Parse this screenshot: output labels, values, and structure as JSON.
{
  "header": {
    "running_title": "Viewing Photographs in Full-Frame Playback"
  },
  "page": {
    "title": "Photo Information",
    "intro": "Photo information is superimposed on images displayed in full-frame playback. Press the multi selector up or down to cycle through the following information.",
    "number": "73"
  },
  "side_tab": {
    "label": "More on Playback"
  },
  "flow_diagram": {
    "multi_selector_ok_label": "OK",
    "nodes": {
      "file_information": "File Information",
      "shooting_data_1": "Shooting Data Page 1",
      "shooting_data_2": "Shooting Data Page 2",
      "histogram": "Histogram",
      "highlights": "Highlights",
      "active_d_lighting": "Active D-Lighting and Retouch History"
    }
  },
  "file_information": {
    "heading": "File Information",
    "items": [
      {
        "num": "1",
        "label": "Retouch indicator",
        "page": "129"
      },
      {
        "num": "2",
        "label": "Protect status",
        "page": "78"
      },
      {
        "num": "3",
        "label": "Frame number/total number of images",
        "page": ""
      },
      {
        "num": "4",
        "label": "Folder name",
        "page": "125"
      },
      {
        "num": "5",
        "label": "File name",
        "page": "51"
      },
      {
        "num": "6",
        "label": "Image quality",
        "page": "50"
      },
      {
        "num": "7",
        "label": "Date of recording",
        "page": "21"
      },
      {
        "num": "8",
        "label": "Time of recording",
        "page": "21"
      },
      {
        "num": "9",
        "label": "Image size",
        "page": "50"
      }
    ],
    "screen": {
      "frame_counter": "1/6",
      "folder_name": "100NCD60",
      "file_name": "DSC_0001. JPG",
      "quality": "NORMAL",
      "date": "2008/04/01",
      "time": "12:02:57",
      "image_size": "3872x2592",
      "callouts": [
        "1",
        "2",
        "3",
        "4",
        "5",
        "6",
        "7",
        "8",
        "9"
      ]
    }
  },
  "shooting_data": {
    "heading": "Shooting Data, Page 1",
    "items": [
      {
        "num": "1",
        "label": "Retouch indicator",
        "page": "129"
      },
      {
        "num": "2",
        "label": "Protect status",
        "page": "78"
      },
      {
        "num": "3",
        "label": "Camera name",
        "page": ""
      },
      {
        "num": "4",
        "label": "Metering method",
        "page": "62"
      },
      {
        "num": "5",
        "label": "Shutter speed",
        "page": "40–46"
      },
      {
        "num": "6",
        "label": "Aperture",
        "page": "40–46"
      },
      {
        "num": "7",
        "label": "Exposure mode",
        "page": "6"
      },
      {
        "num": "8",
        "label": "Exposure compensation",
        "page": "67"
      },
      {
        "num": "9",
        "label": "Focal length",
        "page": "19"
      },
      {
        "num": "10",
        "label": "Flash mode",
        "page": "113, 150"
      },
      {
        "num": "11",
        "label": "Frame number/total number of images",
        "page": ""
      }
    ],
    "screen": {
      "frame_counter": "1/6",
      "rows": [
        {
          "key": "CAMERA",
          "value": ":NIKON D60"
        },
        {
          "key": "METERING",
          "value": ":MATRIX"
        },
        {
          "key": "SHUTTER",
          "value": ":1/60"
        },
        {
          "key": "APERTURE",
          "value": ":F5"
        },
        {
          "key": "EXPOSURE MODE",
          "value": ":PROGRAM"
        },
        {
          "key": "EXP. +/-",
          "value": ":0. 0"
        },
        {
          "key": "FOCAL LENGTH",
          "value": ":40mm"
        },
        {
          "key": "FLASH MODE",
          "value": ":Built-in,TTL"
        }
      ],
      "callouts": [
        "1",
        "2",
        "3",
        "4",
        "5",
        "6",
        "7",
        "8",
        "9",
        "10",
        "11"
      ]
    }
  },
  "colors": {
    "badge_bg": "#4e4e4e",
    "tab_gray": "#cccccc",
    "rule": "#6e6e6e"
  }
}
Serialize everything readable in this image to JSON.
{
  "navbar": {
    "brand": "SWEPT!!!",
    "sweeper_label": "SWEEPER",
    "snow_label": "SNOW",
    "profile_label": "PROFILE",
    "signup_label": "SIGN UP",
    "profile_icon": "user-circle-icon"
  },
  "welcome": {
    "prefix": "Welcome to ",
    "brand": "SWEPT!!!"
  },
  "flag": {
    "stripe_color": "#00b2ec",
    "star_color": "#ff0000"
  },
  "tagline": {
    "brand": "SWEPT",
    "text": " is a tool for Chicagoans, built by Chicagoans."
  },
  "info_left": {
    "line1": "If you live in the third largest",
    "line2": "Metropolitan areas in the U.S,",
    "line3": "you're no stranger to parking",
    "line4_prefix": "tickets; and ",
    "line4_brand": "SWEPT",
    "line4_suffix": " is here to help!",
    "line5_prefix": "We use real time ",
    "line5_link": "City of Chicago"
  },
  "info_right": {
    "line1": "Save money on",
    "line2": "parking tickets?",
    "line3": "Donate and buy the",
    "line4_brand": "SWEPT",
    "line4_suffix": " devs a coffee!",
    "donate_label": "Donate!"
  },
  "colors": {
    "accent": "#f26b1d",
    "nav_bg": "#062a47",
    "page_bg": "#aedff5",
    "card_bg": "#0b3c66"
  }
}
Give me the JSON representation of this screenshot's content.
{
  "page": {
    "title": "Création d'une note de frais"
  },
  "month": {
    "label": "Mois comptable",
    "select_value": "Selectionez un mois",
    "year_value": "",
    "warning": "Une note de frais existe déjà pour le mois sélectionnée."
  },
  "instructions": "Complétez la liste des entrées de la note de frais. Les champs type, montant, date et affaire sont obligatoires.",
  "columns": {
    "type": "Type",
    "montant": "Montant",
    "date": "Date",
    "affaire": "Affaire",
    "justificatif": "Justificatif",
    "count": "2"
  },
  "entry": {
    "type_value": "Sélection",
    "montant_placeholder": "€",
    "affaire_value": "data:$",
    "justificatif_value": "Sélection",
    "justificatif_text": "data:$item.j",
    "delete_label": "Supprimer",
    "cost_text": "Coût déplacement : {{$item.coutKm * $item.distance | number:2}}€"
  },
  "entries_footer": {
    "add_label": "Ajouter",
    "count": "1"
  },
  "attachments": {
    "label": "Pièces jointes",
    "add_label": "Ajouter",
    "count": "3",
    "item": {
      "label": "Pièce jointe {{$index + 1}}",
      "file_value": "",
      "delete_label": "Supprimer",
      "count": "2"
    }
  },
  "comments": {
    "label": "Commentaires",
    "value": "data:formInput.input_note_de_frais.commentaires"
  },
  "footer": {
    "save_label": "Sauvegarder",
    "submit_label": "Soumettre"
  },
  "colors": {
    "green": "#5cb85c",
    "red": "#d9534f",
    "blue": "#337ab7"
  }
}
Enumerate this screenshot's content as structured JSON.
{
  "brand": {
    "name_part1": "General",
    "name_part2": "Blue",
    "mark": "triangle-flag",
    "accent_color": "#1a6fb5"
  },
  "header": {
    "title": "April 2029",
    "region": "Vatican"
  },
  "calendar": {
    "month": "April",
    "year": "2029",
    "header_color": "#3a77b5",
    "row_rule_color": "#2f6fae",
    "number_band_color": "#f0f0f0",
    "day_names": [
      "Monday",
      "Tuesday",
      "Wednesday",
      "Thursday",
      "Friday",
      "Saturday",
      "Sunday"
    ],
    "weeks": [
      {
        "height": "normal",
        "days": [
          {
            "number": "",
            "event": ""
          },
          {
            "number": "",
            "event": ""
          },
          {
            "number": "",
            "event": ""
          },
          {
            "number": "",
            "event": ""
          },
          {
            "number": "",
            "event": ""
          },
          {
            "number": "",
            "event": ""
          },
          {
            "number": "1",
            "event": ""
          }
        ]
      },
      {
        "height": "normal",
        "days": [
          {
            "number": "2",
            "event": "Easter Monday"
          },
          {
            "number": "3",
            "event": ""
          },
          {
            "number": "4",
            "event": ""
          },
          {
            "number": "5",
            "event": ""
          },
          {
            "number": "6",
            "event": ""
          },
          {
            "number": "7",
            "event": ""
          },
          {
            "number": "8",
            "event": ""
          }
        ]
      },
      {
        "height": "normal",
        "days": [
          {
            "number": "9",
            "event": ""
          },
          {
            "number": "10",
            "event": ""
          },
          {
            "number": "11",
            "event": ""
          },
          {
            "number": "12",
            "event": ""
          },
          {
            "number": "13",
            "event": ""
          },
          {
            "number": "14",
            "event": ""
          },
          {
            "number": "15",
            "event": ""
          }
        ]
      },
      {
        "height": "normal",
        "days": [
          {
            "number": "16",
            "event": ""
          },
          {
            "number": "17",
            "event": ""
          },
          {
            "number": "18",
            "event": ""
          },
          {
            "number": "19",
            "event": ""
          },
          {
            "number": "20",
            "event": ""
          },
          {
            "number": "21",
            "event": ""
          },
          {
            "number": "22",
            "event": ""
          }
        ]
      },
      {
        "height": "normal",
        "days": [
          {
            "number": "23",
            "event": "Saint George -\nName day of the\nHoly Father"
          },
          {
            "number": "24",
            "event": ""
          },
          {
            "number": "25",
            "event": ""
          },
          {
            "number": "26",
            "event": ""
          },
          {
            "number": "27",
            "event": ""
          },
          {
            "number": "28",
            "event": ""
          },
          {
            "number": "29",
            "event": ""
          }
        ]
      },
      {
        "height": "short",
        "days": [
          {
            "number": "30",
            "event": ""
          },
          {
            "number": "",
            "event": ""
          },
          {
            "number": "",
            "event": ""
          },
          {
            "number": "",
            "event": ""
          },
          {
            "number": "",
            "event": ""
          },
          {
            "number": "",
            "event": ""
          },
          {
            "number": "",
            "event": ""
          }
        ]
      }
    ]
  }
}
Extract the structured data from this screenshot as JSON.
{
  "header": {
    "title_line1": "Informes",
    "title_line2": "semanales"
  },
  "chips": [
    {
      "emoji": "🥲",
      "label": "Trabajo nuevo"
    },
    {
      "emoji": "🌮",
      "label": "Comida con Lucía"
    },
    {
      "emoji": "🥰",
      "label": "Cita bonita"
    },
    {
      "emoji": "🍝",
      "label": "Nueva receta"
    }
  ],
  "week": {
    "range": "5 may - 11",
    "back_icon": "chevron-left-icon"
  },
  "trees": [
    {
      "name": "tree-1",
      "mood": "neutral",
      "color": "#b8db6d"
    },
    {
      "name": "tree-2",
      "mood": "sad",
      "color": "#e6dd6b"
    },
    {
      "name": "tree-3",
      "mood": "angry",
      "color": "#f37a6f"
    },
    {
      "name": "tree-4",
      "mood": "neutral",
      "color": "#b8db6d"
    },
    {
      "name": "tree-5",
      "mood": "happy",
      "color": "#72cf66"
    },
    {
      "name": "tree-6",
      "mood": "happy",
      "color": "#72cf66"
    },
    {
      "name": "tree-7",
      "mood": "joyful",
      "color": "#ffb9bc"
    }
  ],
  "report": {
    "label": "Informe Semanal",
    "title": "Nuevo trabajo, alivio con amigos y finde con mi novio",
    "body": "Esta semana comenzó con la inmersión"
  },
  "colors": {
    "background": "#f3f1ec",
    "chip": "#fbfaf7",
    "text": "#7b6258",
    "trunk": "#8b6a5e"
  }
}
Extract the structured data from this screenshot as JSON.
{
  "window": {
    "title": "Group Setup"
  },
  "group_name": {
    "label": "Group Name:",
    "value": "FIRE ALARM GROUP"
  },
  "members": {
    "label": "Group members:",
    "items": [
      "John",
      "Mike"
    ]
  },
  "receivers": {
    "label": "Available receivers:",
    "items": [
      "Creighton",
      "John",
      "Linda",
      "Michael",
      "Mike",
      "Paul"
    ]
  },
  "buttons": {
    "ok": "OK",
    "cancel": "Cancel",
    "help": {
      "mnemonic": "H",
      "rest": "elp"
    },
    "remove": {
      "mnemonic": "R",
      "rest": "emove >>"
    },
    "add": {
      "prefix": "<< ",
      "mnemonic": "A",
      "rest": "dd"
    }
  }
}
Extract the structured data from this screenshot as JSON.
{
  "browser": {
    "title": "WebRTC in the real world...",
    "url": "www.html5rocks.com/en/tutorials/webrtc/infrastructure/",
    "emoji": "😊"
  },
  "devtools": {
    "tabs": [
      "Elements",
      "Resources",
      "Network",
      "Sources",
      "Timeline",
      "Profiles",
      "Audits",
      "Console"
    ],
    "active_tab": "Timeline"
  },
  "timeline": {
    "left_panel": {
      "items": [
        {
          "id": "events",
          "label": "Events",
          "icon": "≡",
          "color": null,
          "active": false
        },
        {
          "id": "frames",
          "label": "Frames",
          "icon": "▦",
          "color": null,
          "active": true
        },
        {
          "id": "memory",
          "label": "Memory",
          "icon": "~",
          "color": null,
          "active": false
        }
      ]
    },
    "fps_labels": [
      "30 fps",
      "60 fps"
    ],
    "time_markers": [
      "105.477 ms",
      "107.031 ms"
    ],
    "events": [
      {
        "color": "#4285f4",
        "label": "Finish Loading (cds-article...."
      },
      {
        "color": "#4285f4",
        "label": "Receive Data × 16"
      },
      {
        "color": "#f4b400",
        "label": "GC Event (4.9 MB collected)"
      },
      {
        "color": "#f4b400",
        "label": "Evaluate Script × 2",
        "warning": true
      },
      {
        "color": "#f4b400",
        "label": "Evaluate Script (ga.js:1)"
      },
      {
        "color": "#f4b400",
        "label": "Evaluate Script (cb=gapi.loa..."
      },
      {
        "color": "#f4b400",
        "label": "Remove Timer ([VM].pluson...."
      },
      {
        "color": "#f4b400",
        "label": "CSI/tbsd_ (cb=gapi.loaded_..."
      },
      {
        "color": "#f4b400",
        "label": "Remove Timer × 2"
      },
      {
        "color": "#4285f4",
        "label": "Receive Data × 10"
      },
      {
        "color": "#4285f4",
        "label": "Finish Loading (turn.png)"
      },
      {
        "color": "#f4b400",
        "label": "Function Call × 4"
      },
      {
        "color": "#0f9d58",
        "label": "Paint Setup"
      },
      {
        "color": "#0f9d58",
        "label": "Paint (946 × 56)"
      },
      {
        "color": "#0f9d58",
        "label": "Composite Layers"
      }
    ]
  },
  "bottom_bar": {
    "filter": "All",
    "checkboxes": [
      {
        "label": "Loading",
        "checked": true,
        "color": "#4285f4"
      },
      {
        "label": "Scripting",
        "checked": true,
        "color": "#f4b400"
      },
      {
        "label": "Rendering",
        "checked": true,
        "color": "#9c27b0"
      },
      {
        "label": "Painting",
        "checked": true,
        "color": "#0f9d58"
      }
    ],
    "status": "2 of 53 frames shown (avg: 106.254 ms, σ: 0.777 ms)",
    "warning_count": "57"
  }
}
━━━━━━━━━━
» **Goal**
Give the number of lines in the material above that have the word "receivers" in them, and nothing more.

» **Written answer**
2